Your task
Here are some records; copy every line that holds the word "preklopi".

-- START Dataset rows --

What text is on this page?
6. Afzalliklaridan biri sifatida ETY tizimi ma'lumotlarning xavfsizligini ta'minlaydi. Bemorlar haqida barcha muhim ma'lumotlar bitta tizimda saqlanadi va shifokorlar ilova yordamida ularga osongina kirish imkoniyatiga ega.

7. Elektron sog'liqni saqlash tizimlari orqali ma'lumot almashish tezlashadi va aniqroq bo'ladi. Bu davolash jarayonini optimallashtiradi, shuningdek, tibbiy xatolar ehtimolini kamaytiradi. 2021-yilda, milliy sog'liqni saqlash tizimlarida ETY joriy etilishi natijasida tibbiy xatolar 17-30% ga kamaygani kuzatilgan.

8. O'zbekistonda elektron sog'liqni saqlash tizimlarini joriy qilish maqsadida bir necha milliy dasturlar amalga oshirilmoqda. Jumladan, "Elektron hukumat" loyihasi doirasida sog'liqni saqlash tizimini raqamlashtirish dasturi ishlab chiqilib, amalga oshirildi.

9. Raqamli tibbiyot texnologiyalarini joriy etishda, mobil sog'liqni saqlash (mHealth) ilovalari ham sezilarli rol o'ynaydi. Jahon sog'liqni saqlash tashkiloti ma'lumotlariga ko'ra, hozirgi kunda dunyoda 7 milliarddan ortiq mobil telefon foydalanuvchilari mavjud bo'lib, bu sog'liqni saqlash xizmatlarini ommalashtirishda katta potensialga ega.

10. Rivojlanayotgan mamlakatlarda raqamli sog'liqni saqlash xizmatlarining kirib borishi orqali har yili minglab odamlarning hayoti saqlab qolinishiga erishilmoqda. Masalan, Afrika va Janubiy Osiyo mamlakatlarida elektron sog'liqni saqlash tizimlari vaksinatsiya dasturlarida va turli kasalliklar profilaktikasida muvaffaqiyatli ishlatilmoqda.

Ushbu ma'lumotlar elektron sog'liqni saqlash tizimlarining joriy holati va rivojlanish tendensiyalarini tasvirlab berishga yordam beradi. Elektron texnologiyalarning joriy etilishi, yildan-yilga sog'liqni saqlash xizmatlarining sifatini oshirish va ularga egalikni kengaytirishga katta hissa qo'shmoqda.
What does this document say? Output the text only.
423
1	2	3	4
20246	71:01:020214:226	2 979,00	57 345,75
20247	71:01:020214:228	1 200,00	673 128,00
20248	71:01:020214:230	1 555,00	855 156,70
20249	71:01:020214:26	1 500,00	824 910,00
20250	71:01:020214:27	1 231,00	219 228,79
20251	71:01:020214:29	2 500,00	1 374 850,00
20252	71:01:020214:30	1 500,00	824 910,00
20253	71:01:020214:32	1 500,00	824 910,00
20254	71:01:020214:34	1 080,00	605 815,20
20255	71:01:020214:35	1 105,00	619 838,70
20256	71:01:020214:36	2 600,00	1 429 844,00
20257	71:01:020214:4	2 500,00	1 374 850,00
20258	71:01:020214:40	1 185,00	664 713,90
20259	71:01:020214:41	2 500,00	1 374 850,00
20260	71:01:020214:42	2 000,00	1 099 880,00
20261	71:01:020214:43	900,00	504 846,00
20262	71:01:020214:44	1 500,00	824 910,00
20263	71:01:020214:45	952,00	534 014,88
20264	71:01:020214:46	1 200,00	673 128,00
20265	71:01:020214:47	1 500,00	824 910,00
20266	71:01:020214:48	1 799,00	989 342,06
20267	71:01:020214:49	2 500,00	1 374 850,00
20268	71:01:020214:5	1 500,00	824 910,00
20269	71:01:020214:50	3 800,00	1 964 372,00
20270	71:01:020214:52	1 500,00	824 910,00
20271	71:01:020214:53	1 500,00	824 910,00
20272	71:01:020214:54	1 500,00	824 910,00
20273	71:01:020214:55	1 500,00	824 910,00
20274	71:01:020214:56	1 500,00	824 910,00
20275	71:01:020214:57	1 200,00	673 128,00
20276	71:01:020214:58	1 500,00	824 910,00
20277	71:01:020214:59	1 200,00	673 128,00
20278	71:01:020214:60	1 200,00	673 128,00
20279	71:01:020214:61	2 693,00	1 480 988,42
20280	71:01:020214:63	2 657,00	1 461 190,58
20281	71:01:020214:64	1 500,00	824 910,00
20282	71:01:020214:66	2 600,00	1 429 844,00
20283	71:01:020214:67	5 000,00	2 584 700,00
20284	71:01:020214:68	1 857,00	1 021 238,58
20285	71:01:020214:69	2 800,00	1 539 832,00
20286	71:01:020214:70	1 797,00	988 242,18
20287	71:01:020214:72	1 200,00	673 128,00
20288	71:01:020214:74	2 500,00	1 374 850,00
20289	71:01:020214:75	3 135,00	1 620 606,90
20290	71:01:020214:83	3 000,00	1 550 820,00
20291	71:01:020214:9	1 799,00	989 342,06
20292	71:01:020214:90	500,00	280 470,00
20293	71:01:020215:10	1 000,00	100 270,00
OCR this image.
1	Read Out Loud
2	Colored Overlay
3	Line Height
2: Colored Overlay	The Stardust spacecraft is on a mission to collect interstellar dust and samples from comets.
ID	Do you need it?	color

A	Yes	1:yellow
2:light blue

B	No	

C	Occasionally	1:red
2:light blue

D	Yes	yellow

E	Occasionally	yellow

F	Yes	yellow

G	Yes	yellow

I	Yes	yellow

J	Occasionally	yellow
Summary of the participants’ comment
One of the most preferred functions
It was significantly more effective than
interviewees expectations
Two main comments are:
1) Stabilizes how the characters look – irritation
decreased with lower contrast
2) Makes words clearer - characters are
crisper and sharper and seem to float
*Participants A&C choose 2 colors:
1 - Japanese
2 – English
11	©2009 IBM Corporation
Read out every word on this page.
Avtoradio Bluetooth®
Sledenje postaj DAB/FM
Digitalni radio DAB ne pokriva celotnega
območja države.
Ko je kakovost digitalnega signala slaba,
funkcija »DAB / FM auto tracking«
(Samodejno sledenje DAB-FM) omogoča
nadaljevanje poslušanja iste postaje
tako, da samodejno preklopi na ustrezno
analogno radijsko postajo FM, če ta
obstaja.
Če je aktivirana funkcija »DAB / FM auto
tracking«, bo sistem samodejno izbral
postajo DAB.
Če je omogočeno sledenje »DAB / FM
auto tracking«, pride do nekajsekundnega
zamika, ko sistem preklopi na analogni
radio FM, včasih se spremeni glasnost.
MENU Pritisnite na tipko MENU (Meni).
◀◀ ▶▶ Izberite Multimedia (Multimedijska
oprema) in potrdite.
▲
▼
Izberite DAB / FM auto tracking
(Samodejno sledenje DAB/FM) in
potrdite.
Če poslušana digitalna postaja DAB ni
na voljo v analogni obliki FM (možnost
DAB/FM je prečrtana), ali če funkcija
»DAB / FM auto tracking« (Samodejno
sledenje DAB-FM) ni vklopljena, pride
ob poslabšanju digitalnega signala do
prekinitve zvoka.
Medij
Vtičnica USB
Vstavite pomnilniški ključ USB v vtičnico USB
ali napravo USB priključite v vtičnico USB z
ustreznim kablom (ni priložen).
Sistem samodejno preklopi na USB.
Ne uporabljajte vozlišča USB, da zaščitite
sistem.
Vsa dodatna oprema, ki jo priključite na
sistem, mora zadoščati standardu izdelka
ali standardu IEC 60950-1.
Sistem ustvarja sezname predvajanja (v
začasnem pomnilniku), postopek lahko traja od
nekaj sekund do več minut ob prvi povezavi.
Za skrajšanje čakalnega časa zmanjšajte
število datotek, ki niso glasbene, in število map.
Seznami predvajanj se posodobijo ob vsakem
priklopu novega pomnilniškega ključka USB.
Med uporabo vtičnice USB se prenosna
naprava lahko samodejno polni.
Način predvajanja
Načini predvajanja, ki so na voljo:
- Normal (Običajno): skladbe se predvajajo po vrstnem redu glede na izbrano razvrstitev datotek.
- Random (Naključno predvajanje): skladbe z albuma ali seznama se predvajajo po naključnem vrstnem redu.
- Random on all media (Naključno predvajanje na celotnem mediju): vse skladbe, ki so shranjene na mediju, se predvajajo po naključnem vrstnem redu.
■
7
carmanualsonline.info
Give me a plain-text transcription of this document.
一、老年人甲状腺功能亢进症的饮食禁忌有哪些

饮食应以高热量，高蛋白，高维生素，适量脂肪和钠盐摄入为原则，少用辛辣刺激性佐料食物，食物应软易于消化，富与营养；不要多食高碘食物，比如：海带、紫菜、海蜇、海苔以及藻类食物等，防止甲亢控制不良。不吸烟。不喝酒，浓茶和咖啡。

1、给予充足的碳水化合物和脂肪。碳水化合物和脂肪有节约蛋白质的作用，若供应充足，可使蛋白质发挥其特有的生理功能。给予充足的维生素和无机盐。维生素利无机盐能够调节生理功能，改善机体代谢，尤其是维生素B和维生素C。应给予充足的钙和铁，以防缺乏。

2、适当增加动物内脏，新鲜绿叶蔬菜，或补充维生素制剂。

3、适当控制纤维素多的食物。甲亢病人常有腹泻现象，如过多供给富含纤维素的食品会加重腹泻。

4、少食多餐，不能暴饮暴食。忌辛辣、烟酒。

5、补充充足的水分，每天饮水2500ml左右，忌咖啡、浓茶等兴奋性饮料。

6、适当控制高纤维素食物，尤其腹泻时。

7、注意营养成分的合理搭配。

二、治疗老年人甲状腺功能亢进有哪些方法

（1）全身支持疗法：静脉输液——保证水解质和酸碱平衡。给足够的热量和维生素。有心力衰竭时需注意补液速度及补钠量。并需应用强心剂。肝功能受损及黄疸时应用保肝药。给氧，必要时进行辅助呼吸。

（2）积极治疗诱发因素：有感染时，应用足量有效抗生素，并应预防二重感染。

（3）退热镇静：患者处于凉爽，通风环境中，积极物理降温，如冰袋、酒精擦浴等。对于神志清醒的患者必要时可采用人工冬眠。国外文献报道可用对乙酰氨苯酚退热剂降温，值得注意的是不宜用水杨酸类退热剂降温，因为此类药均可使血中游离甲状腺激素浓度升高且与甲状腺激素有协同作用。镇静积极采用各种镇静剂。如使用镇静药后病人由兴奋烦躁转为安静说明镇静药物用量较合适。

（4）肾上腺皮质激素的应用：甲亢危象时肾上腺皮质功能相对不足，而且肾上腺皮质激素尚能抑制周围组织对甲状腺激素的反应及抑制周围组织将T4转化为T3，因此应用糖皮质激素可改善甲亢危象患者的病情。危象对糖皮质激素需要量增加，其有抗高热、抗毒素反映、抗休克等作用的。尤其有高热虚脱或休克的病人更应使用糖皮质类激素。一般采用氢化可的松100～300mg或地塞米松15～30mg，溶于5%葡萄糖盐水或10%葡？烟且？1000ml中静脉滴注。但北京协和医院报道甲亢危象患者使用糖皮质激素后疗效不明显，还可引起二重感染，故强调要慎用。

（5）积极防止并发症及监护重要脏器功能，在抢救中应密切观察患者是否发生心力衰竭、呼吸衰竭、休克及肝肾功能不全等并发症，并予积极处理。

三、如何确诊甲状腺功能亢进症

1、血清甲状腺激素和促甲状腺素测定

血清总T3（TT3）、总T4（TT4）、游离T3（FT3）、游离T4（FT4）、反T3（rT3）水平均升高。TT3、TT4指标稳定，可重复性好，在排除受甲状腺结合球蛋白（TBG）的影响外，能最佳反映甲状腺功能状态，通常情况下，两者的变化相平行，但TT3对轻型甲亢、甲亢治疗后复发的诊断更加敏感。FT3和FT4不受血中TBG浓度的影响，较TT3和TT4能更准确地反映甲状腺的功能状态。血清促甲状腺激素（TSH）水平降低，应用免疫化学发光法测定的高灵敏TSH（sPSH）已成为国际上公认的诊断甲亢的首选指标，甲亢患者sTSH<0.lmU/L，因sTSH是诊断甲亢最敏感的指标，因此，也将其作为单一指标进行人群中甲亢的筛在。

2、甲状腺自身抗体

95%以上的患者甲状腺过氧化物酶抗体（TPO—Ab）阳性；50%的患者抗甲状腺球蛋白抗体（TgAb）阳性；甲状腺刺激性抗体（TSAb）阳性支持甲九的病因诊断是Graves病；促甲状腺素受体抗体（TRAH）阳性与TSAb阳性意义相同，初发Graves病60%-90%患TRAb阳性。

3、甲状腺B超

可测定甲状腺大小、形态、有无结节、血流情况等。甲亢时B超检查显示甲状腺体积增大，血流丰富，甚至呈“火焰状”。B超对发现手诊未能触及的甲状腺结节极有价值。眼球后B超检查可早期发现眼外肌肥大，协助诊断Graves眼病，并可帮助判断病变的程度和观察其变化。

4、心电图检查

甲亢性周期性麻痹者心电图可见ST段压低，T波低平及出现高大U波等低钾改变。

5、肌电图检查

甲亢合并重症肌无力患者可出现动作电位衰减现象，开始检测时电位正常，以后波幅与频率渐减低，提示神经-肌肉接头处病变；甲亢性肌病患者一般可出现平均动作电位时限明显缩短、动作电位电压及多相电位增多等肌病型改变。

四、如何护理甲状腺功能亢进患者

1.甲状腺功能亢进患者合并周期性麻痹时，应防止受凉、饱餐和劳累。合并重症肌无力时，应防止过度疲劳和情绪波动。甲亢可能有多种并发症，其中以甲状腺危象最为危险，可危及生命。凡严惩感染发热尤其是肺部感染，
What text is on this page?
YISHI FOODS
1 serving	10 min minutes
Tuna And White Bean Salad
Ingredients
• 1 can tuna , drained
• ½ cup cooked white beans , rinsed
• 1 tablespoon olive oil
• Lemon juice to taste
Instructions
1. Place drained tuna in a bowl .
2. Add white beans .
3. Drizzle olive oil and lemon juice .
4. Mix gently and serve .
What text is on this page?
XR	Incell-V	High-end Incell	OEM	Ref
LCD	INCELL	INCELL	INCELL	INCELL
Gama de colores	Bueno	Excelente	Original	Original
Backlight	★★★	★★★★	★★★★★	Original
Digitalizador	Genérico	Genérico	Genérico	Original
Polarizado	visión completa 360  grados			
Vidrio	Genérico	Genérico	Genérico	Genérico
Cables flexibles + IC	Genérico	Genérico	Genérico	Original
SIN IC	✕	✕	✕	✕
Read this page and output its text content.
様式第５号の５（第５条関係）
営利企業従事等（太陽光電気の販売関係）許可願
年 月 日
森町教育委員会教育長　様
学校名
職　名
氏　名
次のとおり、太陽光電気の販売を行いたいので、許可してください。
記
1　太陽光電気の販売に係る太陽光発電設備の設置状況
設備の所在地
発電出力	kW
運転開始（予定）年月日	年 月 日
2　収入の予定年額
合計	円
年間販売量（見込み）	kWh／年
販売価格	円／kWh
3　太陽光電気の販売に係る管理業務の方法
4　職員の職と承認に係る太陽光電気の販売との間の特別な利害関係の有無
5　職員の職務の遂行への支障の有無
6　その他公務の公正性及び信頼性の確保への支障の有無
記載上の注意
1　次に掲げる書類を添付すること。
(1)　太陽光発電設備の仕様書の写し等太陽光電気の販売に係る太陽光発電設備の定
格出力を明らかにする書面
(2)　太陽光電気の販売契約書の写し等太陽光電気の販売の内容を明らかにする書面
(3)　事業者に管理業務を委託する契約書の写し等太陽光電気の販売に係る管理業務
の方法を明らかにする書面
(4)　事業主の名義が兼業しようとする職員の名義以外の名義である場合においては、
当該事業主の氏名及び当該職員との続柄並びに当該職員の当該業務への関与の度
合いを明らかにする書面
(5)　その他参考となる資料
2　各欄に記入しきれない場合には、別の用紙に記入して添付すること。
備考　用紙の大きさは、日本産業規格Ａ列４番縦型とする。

-- END Dataset rows --

In response
tako, da samodejno preklopi na ustrezno
zamika, ko sistem preklopi na analogni
Sistem samodejno preklopi na USB.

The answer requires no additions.